STATED PROBLEM ▸
From the listing that follows, output everything exactly except the pictures.

======== DATA TO PROCESS ========

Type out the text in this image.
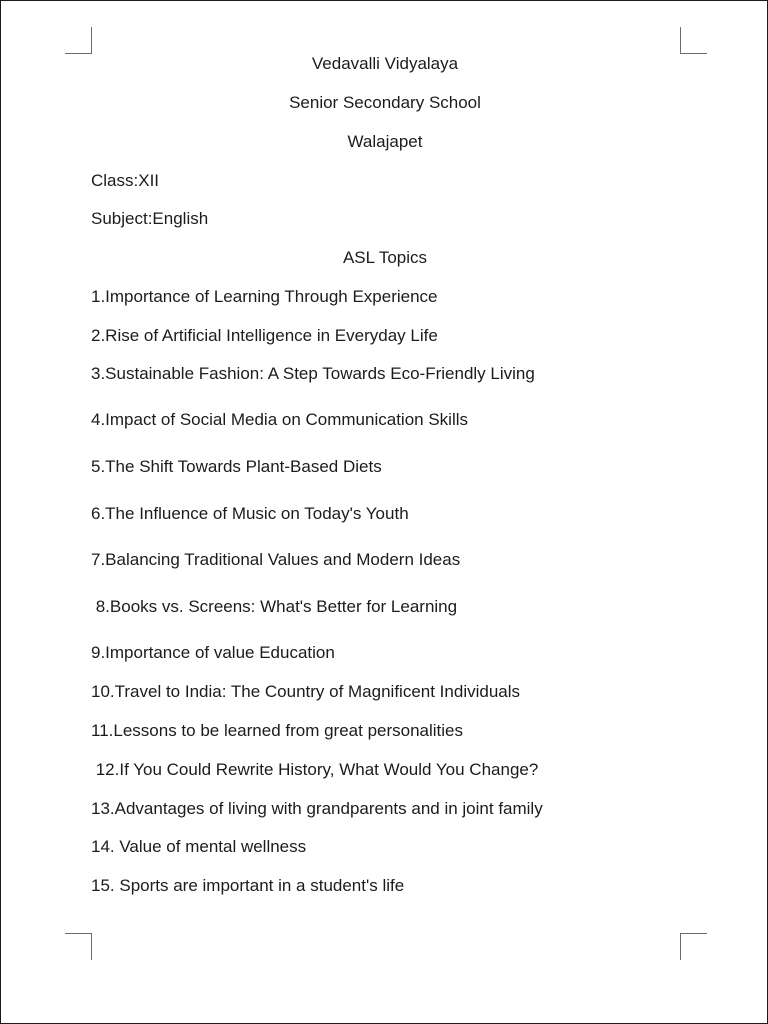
Vedavalli Vidyalaya
Senior Secondary School
Walajapet
Class:XII
Subject:English
ASL Topics
1.Importance of Learning Through Experience
2.Rise of Artificial Intelligence in Everyday Life
3.Sustainable Fashion: A Step Towards Eco-Friendly Living
4.Impact of Social Media on Communication Skills
5.The Shift Towards Plant-Based Diets
6.The Influence of Music on Today's Youth
7.Balancing Traditional Values and Modern Ideas
8.Books vs. Screens: What's Better for Learning
9.Importance of value Education
10.Travel to India: The Country of Magnificent Individuals
11.Lessons to be learned from great personalities
12.If You Could Rewrite History, What Would You Change?
13.Advantages of living with grandparents and in joint family
14. Value of mental wellness
15. Sports are important in a student's life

========

FULL OUTPUT ▸
Type out the text in this image.
Vedavalli Vidyalaya
Senior Secondary School
Walajapet
Class:XII
Subject:English
ASL Topics
1.Importance of Learning Through Experience
2.Rise of Artificial Intelligence in Everyday Life
3.Sustainable Fashion: A Step Towards Eco-Friendly Living
4.Impact of Social Media on Communication Skills
5.The Shift Towards Plant-Based Diets
6.The Influence of Music on Today's Youth
7.Balancing Traditional Values and Modern Ideas
8.Books vs. Screens: What's Better for Learning
9.Importance of value Education
10.Travel to India: The Country of Magnificent Individuals
11.Lessons to be learned from great personalities
12.If You Could Rewrite History, What Would You Change?
13.Advantages of living with grandparents and in joint family
14. Value of mental wellness
15. Sports are important in a student's life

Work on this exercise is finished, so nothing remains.